§ The exercise: All of the data below should be written out exactly.

+++ Extracted material

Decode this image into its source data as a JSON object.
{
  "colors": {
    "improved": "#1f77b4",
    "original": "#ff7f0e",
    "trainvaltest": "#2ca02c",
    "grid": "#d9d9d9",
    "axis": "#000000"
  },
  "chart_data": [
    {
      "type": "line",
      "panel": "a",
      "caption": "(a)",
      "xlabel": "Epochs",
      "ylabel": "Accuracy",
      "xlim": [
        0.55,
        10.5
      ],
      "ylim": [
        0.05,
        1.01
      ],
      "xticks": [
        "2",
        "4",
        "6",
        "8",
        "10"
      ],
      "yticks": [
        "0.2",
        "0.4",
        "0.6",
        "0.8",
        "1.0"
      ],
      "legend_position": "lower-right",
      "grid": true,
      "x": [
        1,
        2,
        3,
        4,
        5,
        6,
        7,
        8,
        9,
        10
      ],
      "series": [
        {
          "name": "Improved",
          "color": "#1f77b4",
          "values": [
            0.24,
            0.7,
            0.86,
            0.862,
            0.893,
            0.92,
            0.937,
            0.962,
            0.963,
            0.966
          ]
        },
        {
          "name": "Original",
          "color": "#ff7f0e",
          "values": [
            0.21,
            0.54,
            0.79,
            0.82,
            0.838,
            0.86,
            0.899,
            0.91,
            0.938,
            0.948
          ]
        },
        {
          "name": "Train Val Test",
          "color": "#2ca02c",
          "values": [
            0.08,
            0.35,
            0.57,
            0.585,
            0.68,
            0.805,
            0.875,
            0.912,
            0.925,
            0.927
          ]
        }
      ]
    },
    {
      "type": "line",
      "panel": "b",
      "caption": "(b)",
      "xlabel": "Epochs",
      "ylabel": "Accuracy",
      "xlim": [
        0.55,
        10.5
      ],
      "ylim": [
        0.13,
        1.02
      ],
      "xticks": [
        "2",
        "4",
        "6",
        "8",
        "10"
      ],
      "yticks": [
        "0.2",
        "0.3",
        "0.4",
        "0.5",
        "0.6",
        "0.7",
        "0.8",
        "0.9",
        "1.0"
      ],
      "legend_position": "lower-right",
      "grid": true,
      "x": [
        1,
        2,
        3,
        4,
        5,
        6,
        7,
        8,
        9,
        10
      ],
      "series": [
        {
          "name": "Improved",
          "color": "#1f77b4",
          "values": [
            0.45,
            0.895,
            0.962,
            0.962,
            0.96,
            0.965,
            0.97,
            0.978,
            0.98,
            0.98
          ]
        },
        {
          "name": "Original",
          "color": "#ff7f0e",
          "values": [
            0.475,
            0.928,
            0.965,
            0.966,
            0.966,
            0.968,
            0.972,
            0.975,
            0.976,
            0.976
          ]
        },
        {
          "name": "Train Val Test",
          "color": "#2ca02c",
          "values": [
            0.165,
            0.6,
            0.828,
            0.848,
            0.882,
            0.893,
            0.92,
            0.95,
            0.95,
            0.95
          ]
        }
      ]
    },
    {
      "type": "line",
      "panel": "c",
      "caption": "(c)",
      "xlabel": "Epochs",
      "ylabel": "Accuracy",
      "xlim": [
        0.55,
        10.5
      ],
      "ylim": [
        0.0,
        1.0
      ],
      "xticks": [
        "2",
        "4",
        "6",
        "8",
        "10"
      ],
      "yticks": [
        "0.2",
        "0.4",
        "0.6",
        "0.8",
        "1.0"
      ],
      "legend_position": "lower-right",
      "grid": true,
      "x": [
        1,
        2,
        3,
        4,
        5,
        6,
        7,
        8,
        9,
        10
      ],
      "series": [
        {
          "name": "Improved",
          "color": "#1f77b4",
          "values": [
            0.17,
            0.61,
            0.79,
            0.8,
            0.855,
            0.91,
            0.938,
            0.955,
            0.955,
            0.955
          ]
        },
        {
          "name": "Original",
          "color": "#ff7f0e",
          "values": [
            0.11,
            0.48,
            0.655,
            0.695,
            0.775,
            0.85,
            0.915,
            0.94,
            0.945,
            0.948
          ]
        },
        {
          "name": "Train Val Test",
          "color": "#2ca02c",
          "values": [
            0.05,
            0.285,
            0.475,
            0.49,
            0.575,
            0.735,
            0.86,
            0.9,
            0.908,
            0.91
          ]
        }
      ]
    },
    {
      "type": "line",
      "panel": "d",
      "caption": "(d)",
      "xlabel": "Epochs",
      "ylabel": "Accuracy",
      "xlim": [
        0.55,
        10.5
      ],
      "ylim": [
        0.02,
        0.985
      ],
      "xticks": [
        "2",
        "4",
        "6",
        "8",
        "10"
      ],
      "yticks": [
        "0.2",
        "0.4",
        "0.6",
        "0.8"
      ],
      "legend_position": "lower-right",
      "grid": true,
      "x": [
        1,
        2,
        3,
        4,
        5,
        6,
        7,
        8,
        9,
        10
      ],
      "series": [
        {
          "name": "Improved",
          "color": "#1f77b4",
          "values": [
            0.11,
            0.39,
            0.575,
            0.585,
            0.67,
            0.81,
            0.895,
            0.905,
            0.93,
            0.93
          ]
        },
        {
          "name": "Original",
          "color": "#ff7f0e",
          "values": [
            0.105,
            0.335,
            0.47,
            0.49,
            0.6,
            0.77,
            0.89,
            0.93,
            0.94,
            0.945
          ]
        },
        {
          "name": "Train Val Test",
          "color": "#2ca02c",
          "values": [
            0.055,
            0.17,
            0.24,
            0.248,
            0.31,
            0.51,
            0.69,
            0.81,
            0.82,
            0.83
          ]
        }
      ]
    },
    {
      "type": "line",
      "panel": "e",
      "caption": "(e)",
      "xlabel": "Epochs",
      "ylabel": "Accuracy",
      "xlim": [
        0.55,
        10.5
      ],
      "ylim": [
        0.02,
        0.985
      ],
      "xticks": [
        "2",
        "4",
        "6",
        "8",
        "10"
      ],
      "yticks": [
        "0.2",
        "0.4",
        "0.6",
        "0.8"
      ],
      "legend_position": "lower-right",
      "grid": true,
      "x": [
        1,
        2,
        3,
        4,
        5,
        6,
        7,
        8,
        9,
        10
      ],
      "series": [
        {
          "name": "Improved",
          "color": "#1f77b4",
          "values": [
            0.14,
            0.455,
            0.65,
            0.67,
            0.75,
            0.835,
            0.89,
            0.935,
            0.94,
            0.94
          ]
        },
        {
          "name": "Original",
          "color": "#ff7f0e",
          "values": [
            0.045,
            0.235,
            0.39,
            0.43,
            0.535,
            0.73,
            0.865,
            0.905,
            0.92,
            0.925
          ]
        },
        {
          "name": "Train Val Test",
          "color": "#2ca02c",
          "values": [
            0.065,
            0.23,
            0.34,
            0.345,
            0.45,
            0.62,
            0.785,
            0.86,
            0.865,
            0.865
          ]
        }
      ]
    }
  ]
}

++++++

§ Answer to the task:
Decode this image into its source data as a JSON object.
{
  "colors": {
    "improved": "#1f77b4",
    "original": "#ff7f0e",
    "trainvaltest": "#2ca02c",
    "grid": "#d9d9d9",
    "axis": "#000000"
  },
  "chart_data": [
    {
      "type": "line",
      "panel": "a",
      "caption": "(a)",
      "xlabel": "Epochs",
      "ylabel": "Accuracy",
      "xlim": [
        0.55,
        10.5
      ],
      "ylim": [
        0.05,
        1.01
      ],
      "xticks": [
        "2",
        "4",
        "6",
        "8",
        "10"
      ],
      "yticks": [
        "0.2",
        "0.4",
        "0.6",
        "0.8",
        "1.0"
      ],
      "legend_position": "lower-right",
      "grid": true,
      "x": [
        1,
        2,
        3,
        4,
        5,
        6,
        7,
        8,
        9,
        10
      ],
      "series": [
        {
          "name": "Improved",
          "color": "#1f77b4",
          "values": [
            0.24,
            0.7,
            0.86,
            0.862,
            0.893,
            0.92,
            0.937,
            0.962,
            0.963,
            0.966
          ]
        },
        {
          "name": "Original",
          "color": "#ff7f0e",
          "values": [
            0.21,
            0.54,
            0.79,
            0.82,
            0.838,
            0.86,
            0.899,
            0.91,
            0.938,
            0.948
          ]
        },
        {
          "name": "Train Val Test",
          "color": "#2ca02c",
          "values": [
            0.08,
            0.35,
            0.57,
            0.585,
            0.68,
            0.805,
            0.875,
            0.912,
            0.925,
            0.927
          ]
        }
      ]
    },
    {
      "type": "line",
      "panel": "b",
      "caption": "(b)",
      "xlabel": "Epochs",
      "ylabel": "Accuracy",
      "xlim": [
        0.55,
        10.5
      ],
      "ylim": [
        0.13,
        1.02
      ],
      "xticks": [
        "2",
        "4",
        "6",
        "8",
        "10"
      ],
      "yticks": [
        "0.2",
        "0.3",
        "0.4",
        "0.5",
        "0.6",
        "0.7",
        "0.8",
        "0.9",
        "1.0"
      ],
      "legend_position": "lower-right",
      "grid": true,
      "x": [
        1,
        2,
        3,
        4,
        5,
        6,
        7,
        8,
        9,
        10
      ],
      "series": [
        {
          "name": "Improved",
          "color": "#1f77b4",
          "values": [
            0.45,
            0.895,
            0.962,
            0.962,
            0.96,
            0.965,
            0.97,
            0.978,
            0.98,
            0.98
          ]
        },
        {
          "name": "Original",
          "color": "#ff7f0e",
          "values": [
            0.475,
            0.928,
            0.965,
            0.966,
            0.966,
            0.968,
            0.972,
            0.975,
            0.976,
            0.976
          ]
        },
        {
          "name": "Train Val Test",
          "color": "#2ca02c",
          "values": [
            0.165,
            0.6,
            0.828,
            0.848,
            0.882,
            0.893,
            0.92,
            0.95,
            0.95,
            0.95
          ]
        }
      ]
    },
    {
      "type": "line",
      "panel": "c",
      "caption": "(c)",
      "xlabel": "Epochs",
      "ylabel": "Accuracy",
      "xlim": [
        0.55,
        10.5
      ],
      "ylim": [
        0.0,
        1.0
      ],
      "xticks": [
        "2",
        "4",
        "6",
        "8",
        "10"
      ],
      "yticks": [
        "0.2",
        "0.4",
        "0.6",
        "0.8",
        "1.0"
      ],
      "legend_position": "lower-right",
      "grid": true,
      "x": [
        1,
        2,
        3,
        4,
        5,
        6,
        7,
        8,
        9,
        10
      ],
      "series": [
        {
          "name": "Improved",
          "color": "#1f77b4",
          "values": [
            0.17,
            0.61,
            0.79,
            0.8,
            0.855,
            0.91,
            0.938,
            0.955,
            0.955,
            0.955
          ]
        },
        {
          "name": "Original",
          "color": "#ff7f0e",
          "values": [
            0.11,
            0.48,
            0.655,
            0.695,
            0.775,
            0.85,
            0.915,
            0.94,
            0.945,
            0.948
          ]
        },
        {
          "name": "Train Val Test",
          "color": "#2ca02c",
          "values": [
            0.05,
            0.285,
            0.475,
            0.49,
            0.575,
            0.735,
            0.86,
            0.9,
            0.908,
            0.91
          ]
        }
      ]
    },
    {
      "type": "line",
      "panel": "d",
      "caption": "(d)",
      "xlabel": "Epochs",
      "ylabel": "Accuracy",
      "xlim": [
        0.55,
        10.5
      ],
      "ylim": [
        0.02,
        0.985
      ],
      "xticks": [
        "2",
        "4",
        "6",
        "8",
        "10"
      ],
      "yticks": [
        "0.2",
        "0.4",
        "0.6",
        "0.8"
      ],
      "legend_position": "lower-right",
      "grid": true,
      "x": [
        1,
        2,
        3,
        4,
        5,
        6,
        7,
        8,
        9,
        10
      ],
      "series": [
        {
          "name": "Improved",
          "color": "#1f77b4",
          "values": [
            0.11,
            0.39,
            0.575,
            0.585,
            0.67,
            0.81,
            0.895,
            0.905,
            0.93,
            0.93
          ]
        },
        {
          "name": "Original",
          "color": "#ff7f0e",
          "values": [
            0.105,
            0.335,
            0.47,
            0.49,
            0.6,
            0.77,
            0.89,
            0.93,
            0.94,
            0.945
          ]
        },
        {
          "name": "Train Val Test",
          "color": "#2ca02c",
          "values": [
            0.055,
            0.17,
            0.24,
            0.248,
            0.31,
            0.51,
            0.69,
            0.81,
            0.82,
            0.83
          ]
        }
      ]
    },
    {
      "type": "line",
      "panel": "e",
      "caption": "(e)",
      "xlabel": "Epochs",
      "ylabel": "Accuracy",
      "xlim": [
        0.55,
        10.5
      ],
      "ylim": [
        0.02,
        0.985
      ],
      "xticks": [
        "2",
        "4",
        "6",
        "8",
        "10"
      ],
      "yticks": [
        "0.2",
        "0.4",
        "0.6",
        "0.8"
      ],
      "legend_position": "lower-right",
      "grid": true,
      "x": [
        1,
        2,
        3,
        4,
        5,
        6,
        7,
        8,
        9,
        10
      ],
      "series": [
        {
          "name": "Improved",
          "color": "#1f77b4",
          "values": [
            0.14,
            0.455,
            0.65,
            0.67,
            0.75,
            0.835,
            0.89,
            0.935,
            0.94,
            0.94
          ]
        },
        {
          "name": "Original",
          "color": "#ff7f0e",
          "values": [
            0.045,
            0.235,
            0.39,
            0.43,
            0.535,
            0.73,
            0.865,
            0.905,
            0.92,
            0.925
          ]
        },
        {
          "name": "Train Val Test",
          "color": "#2ca02c",
          "values": [
            0.065,
            0.23,
            0.34,
            0.345,
            0.45,
            0.62,
            0.785,
            0.86,
            0.865,
            0.865
          ]
        }
      ]
    }
  ]
}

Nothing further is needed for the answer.